Set task: Scan the records for the word "source". Copy each line that includes it.

Data records:
-.-.-
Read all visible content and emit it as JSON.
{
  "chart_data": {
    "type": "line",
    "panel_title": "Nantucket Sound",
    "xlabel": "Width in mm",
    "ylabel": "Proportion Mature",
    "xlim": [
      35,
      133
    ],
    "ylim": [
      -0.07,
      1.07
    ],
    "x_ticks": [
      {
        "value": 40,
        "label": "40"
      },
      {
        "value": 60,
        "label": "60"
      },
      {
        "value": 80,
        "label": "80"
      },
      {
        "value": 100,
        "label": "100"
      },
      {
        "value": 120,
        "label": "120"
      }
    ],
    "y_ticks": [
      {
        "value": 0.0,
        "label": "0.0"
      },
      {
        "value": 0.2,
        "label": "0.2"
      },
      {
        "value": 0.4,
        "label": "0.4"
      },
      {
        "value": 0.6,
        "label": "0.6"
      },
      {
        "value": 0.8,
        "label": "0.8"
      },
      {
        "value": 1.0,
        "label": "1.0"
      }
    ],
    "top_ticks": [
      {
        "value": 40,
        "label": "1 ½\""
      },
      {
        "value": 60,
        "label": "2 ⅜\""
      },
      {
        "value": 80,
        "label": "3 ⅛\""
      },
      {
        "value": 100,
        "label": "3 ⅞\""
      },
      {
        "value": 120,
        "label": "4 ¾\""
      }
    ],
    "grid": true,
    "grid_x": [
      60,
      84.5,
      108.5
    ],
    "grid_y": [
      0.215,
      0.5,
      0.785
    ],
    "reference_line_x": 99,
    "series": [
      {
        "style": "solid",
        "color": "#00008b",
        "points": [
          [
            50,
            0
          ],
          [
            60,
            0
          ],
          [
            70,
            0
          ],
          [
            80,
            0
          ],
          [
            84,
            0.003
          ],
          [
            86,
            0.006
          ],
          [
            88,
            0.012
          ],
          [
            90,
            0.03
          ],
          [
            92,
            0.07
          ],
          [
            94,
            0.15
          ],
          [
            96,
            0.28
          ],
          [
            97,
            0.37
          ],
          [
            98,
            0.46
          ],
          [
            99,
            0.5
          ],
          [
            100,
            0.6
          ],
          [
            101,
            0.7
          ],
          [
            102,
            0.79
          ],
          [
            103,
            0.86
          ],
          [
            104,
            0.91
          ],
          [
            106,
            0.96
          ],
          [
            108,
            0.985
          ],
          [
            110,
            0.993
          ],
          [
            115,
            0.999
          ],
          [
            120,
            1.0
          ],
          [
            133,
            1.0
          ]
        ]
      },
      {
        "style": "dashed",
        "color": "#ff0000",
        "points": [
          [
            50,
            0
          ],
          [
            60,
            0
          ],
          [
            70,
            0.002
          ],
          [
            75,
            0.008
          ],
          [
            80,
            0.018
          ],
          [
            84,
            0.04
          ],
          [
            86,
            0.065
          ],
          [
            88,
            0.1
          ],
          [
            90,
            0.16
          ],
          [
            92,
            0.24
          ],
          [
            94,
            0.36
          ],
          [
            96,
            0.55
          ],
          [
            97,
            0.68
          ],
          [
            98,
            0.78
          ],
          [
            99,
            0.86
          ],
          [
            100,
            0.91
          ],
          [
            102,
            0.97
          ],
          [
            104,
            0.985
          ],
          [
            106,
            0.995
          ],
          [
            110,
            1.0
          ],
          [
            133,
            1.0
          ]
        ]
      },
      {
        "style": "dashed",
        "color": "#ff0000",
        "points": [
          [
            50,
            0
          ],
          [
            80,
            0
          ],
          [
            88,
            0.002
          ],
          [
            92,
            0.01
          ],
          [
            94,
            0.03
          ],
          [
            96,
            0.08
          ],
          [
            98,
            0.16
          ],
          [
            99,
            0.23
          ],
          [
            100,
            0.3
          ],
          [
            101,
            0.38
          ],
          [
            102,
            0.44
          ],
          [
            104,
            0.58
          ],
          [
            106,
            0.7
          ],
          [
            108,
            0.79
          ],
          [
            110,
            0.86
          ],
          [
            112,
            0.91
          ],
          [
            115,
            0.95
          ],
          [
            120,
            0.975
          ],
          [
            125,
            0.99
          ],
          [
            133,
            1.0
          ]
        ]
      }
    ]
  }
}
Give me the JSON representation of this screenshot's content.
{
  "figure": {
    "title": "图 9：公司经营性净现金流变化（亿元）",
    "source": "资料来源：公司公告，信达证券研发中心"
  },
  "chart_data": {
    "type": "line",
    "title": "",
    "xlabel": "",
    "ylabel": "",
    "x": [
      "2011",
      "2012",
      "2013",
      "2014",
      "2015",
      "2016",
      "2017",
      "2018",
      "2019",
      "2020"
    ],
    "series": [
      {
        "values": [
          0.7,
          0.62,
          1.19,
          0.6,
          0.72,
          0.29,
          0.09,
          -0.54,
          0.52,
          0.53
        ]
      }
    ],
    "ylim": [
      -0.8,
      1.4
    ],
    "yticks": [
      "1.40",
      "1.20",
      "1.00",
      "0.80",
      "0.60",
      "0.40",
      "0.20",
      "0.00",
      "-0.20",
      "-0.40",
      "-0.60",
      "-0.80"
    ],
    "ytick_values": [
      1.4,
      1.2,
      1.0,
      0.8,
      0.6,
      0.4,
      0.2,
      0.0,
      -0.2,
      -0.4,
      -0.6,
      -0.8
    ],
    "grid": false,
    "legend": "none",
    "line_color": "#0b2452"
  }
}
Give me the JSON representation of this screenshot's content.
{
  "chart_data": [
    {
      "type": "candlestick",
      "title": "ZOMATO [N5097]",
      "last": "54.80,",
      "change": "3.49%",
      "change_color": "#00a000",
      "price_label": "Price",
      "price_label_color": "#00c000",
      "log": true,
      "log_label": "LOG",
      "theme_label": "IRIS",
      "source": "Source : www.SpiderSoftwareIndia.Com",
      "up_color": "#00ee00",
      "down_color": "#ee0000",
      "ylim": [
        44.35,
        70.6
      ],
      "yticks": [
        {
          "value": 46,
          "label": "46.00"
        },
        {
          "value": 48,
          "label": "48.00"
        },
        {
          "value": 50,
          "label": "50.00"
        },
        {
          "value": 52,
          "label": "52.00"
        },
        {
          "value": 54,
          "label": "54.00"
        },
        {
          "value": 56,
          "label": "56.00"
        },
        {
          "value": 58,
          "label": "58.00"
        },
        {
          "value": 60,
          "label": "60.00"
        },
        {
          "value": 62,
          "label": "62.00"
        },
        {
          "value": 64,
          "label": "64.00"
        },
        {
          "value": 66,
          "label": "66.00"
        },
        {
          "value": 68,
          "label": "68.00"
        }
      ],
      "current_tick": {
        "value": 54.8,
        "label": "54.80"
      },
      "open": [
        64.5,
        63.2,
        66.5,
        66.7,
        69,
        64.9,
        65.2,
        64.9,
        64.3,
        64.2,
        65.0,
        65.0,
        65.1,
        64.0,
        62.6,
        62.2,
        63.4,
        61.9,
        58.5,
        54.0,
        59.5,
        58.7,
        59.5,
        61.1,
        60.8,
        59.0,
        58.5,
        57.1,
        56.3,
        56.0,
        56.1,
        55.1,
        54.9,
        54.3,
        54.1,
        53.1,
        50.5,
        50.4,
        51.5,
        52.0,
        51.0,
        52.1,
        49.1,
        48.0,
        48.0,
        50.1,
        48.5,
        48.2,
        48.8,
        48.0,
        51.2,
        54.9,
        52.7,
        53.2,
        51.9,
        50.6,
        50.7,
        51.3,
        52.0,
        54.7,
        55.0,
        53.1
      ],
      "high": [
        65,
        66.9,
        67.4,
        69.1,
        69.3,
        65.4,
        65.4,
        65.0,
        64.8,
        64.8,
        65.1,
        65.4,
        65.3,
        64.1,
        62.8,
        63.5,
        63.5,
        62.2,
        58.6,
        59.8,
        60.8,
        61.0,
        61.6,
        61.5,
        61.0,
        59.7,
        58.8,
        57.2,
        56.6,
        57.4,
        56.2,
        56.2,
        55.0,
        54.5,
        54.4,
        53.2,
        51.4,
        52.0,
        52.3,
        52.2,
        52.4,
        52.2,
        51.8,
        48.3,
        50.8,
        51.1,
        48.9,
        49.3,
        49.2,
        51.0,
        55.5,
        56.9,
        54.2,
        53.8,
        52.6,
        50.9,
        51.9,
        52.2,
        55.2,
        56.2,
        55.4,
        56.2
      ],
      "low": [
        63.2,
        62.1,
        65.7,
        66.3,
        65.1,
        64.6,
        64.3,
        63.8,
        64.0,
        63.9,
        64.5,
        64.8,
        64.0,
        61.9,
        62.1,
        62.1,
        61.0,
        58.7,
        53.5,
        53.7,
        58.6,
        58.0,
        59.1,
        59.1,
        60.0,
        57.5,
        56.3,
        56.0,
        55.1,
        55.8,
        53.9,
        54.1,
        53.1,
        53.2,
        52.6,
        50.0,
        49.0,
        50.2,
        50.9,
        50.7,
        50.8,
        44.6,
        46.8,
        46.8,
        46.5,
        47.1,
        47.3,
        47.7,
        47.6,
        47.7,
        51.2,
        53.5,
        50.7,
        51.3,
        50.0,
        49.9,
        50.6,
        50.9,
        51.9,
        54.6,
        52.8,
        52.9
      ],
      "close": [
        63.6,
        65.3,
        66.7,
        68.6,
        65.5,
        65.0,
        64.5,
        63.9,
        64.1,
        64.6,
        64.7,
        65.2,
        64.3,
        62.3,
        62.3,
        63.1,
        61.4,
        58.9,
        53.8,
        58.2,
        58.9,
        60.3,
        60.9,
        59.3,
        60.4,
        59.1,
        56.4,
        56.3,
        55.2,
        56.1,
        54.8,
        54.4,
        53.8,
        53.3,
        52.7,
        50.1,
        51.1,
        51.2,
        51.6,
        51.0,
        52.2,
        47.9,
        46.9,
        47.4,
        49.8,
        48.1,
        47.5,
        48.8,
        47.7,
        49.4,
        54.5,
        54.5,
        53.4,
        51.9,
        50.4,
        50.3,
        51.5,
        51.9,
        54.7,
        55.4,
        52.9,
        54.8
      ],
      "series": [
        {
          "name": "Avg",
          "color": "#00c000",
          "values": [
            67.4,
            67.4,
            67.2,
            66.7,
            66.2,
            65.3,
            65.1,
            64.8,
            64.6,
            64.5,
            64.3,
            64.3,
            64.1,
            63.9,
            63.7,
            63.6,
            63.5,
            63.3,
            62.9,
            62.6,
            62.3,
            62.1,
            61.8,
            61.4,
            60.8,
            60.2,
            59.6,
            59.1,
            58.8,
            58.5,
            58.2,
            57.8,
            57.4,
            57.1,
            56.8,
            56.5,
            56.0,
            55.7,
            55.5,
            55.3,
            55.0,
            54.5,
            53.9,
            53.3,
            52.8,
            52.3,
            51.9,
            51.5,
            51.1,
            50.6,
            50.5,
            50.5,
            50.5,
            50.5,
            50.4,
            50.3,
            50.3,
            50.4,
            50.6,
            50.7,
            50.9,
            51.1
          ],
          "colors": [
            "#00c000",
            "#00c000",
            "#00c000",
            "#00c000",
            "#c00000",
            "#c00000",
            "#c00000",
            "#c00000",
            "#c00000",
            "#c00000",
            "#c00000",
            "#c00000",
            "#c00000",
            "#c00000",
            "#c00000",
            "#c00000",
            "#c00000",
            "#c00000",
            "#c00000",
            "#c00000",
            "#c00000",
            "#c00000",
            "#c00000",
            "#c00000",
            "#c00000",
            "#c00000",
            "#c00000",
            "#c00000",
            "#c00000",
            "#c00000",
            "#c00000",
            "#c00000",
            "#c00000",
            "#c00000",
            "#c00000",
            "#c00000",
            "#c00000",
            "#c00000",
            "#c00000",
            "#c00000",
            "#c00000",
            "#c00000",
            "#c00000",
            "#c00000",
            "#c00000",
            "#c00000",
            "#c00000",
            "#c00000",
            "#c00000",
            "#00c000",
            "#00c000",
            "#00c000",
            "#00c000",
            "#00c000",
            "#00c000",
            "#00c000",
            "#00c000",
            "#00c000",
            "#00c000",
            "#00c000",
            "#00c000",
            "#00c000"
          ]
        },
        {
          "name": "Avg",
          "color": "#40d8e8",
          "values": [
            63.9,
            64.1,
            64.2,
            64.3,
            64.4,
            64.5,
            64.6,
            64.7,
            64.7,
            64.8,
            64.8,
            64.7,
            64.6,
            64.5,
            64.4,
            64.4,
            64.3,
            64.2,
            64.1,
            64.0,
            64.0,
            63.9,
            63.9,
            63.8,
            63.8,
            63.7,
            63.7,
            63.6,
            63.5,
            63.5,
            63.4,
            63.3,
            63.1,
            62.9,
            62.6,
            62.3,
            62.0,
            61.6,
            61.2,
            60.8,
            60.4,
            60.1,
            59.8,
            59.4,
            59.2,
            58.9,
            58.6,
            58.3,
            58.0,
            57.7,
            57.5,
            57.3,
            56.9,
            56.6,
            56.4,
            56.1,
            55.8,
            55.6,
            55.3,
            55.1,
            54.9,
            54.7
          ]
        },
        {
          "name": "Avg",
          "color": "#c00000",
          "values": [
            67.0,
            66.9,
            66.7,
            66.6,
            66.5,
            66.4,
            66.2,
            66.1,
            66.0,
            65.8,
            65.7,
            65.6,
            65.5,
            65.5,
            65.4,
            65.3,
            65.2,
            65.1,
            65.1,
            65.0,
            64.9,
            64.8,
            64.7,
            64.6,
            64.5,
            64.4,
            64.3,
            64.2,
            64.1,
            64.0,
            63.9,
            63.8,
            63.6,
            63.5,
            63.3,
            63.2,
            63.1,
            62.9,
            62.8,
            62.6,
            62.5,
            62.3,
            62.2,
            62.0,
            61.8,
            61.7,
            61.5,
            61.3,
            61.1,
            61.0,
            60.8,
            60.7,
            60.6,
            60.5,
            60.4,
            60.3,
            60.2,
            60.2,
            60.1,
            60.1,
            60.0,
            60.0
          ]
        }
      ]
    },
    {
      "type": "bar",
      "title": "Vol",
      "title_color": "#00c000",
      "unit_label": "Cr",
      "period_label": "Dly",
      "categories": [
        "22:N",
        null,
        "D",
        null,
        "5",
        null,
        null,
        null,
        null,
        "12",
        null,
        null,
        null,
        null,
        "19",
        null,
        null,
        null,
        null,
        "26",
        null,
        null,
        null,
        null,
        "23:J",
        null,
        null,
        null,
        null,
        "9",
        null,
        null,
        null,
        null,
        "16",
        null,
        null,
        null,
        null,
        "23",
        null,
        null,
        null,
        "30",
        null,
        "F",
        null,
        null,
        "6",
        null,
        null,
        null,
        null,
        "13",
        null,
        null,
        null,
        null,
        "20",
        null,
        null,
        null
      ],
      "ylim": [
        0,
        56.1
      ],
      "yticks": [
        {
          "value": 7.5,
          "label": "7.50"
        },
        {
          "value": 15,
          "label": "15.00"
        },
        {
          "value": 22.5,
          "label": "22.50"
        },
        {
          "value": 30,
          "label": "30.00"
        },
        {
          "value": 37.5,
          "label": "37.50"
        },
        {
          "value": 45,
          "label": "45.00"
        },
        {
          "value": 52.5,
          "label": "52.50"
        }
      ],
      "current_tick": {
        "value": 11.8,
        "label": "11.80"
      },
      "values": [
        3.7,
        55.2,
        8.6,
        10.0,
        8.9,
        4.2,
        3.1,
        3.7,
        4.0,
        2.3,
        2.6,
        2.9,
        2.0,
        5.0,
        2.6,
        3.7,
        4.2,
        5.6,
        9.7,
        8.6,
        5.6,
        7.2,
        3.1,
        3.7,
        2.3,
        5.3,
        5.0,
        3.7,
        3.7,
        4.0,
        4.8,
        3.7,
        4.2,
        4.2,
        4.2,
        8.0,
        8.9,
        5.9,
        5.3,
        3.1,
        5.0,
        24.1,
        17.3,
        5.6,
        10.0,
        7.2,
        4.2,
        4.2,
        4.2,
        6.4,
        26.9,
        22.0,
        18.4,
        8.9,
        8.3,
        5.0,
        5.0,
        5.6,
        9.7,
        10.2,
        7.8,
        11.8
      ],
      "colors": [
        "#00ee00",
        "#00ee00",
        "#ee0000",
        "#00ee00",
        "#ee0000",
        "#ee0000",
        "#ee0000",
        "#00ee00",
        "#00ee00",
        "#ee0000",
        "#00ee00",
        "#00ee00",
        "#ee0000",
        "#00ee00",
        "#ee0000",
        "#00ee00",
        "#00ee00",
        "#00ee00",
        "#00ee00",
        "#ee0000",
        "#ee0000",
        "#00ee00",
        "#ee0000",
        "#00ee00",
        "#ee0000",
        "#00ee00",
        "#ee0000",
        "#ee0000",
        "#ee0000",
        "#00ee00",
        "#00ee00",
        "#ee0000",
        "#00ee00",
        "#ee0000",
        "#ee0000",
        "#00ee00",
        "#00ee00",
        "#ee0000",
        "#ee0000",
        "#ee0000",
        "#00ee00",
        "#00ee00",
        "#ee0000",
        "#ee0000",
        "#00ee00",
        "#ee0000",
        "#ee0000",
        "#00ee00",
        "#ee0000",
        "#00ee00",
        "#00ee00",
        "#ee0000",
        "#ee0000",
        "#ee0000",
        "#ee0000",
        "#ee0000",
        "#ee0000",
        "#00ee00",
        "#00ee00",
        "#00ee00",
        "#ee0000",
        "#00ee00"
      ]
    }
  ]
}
-.-.-
Written response:
    "source": "资料来源：公司公告，信达证券研发中心"
      "source": "Source : www.SpiderSoftwareIndia.Com",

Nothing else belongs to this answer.